● SET EXERCISE: Select each line where the word "this" appears.

Collected data
— Start —

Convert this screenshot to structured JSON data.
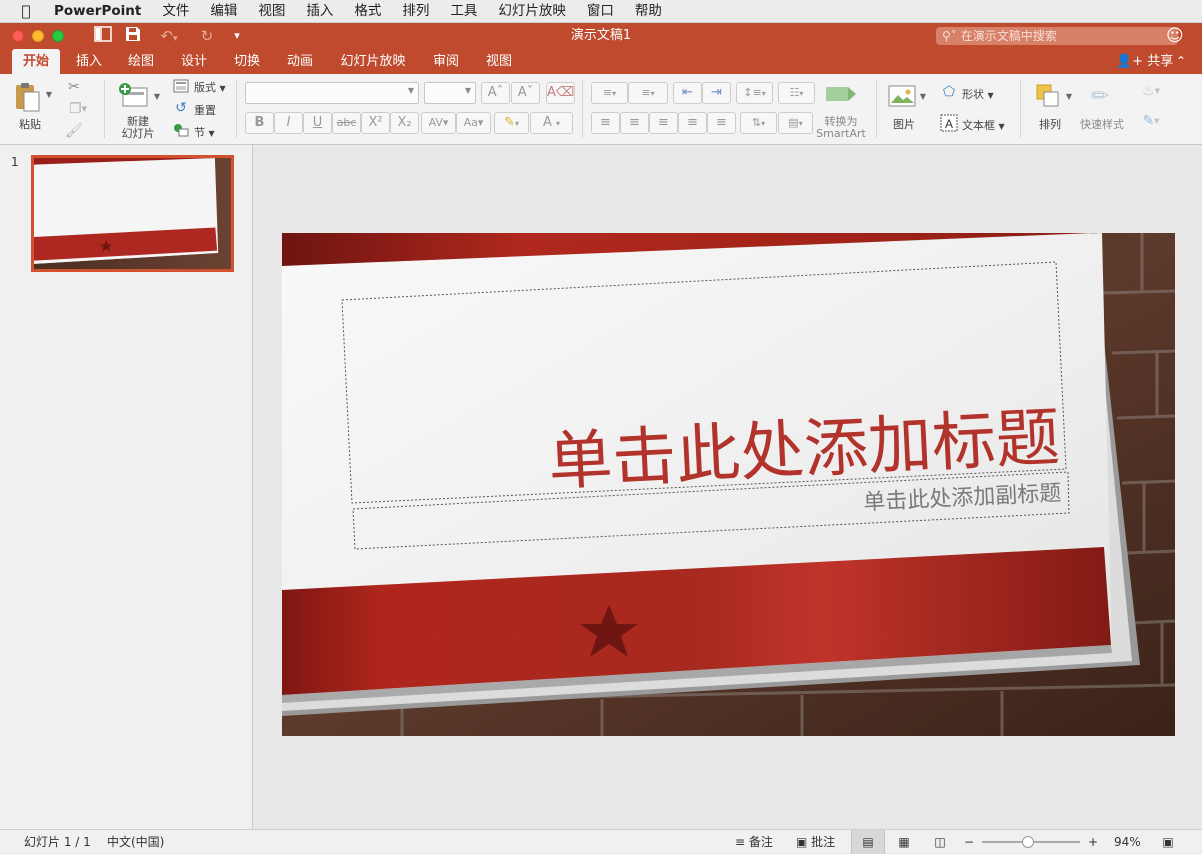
{
  "menubar": {
    "app": "PowerPoint",
    "items": [
      "文件",
      "编辑",
      "视图",
      "插入",
      "格式",
      "排列",
      "工具",
      "幻灯片放映",
      "窗口",
      "帮助"
    ]
  },
  "window": {
    "title": "演示文稿1",
    "search_placeholder": "在演示文稿中搜索"
  },
  "tabs": [
    "开始",
    "插入",
    "绘图",
    "设计",
    "切换",
    "动画",
    "幻灯片放映",
    "审阅",
    "视图"
  ],
  "active_tab": "开始",
  "share_label": "共享",
  "ribbon": {
    "paste": "粘贴",
    "new_slide_line1": "新建",
    "new_slide_line2": "幻灯片",
    "layout": "版式",
    "reset": "重置",
    "section": "节",
    "smartart_line1": "转换为",
    "smartart_line2": "SmartArt",
    "picture": "图片",
    "shapes": "形状",
    "textbox": "文本框",
    "arrange": "排列",
    "quick_styles": "快速样式",
    "font_name": "",
    "font_size": ""
  },
  "format_buttons": {
    "bold": "B",
    "italic": "I",
    "underline": "U",
    "strike": "abc",
    "superscript": "X²",
    "subscript": "X₂"
  },
  "thumbnail": {
    "number": "1"
  },
  "slide": {
    "title": "单击此处添加标题",
    "subtitle": "单击此处添加副标题"
  },
  "status": {
    "slide_counter": "幻灯片 1 / 1",
    "language": "中文(中国)",
    "notes": "备注",
    "comments": "批注",
    "zoom": "94%"
  },
  "colors": {
    "brand": "#bf4a2d",
    "slide_red": "#a82a22",
    "title_text": "#b2332b"
  }
}
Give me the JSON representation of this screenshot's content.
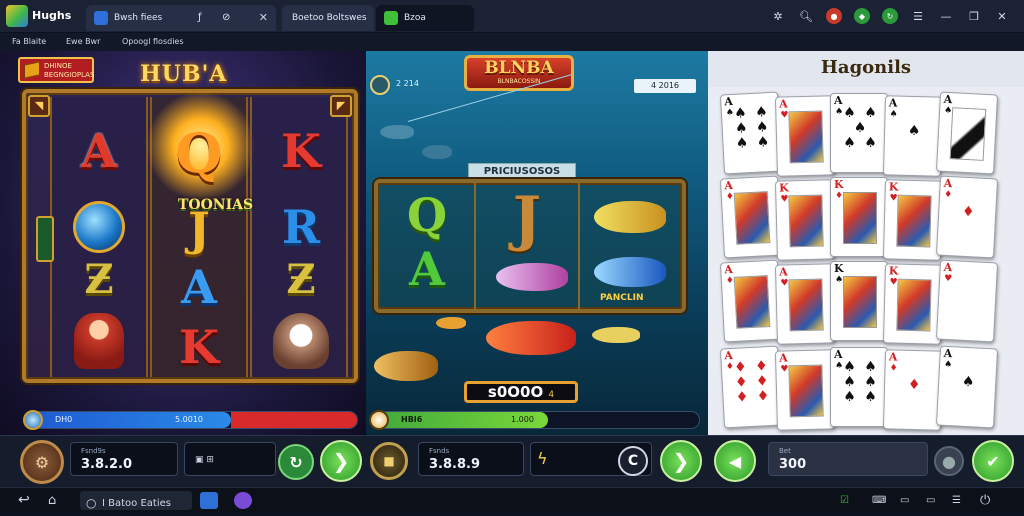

— End —

● EXERCISE OUTPUT:
Convert this screenshot to structured JSON data.
Give me the JSON representation of this screenshot's content.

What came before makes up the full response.